▶ GOAL:
The records below must be output exactly, without pictures.

▶ Saved entries:
○ ○ ○ ○ ○ ○ ○

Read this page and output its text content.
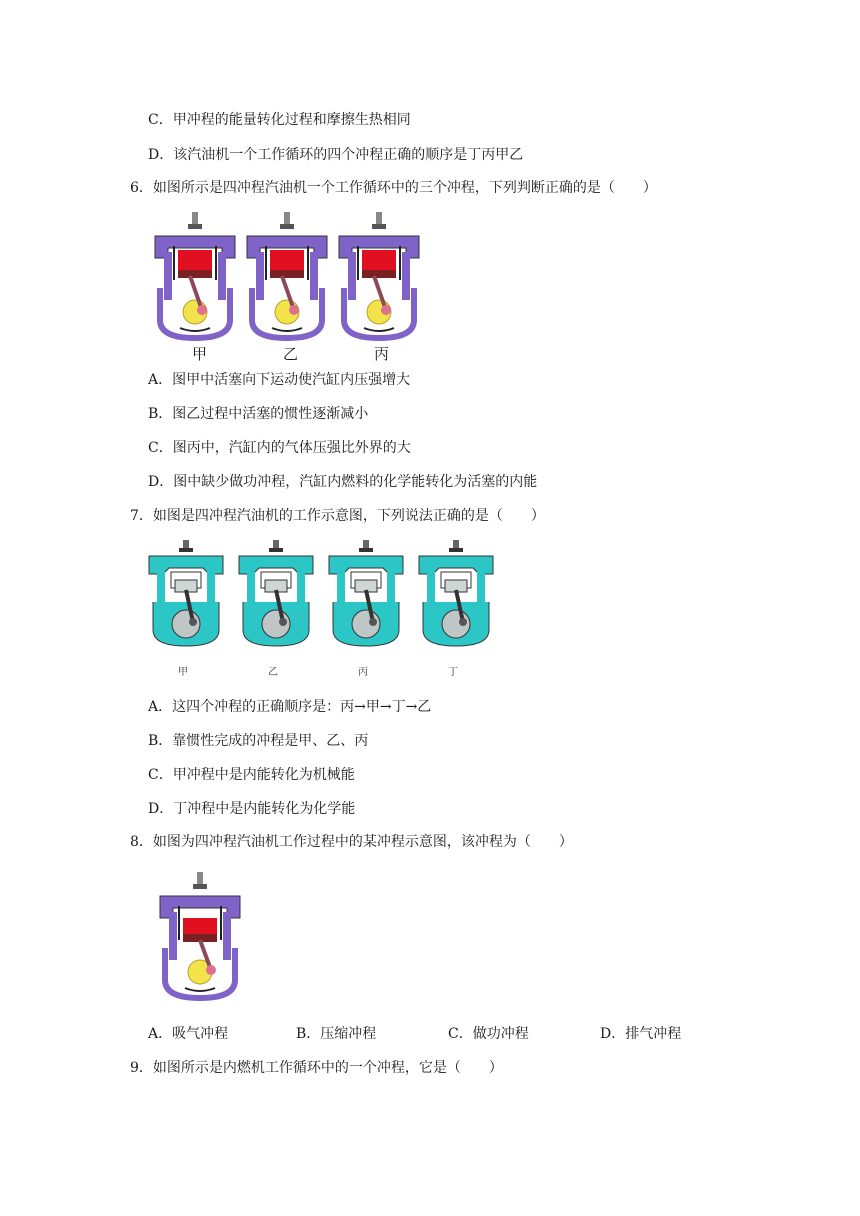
C．甲冲程的能量转化过程和摩擦生热相同
D．该汽油机一个工作循环的四个冲程正确的顺序是丁丙甲乙
6．如图所示是四冲程汽油机一个工作循环中的三个冲程，下列判断正确的是（　　）
甲	乙	丙
A．图甲中活塞向下运动使汽缸内压强增大
B．图乙过程中活塞的惯性逐渐减小
C．图丙中，汽缸内的气体压强比外界的大
D．图中缺少做功冲程，汽缸内燃料的化学能转化为活塞的内能
7．如图是四冲程汽油机的工作示意图，下列说法正确的是（　　）
甲	乙	丙	丁
A．这四个冲程的正确顺序是：丙→甲→丁→乙
B．靠惯性完成的冲程是甲、乙、丙
C．甲冲程中是内能转化为机械能
D．丁冲程中是内能转化为化学能
8．如图为四冲程汽油机工作过程中的某冲程示意图，该冲程为（　　）
A．吸气冲程	B．压缩冲程	C．做功冲程	D．排气冲程
9．如图所示是内燃机工作循环中的一个冲程，它是（　　）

○ ○ ○ ○ ○ ○ ○

▶ RESPONSE TO THIS TASK:
Read this page and output its text content.
C．甲冲程的能量转化过程和摩擦生热相同
D．该汽油机一个工作循环的四个冲程正确的顺序是丁丙甲乙
6．如图所示是四冲程汽油机一个工作循环中的三个冲程，下列判断正确的是（　　）
甲	乙	丙
A．图甲中活塞向下运动使汽缸内压强增大
B．图乙过程中活塞的惯性逐渐减小
C．图丙中，汽缸内的气体压强比外界的大
D．图中缺少做功冲程，汽缸内燃料的化学能转化为活塞的内能
7．如图是四冲程汽油机的工作示意图，下列说法正确的是（　　）
甲	乙	丙	丁
A．这四个冲程的正确顺序是：丙→甲→丁→乙
B．靠惯性完成的冲程是甲、乙、丙
C．甲冲程中是内能转化为机械能
D．丁冲程中是内能转化为化学能
8．如图为四冲程汽油机工作过程中的某冲程示意图，该冲程为（　　）
A．吸气冲程	B．压缩冲程	C．做功冲程	D．排气冲程
9．如图所示是内燃机工作循环中的一个冲程，它是（　　）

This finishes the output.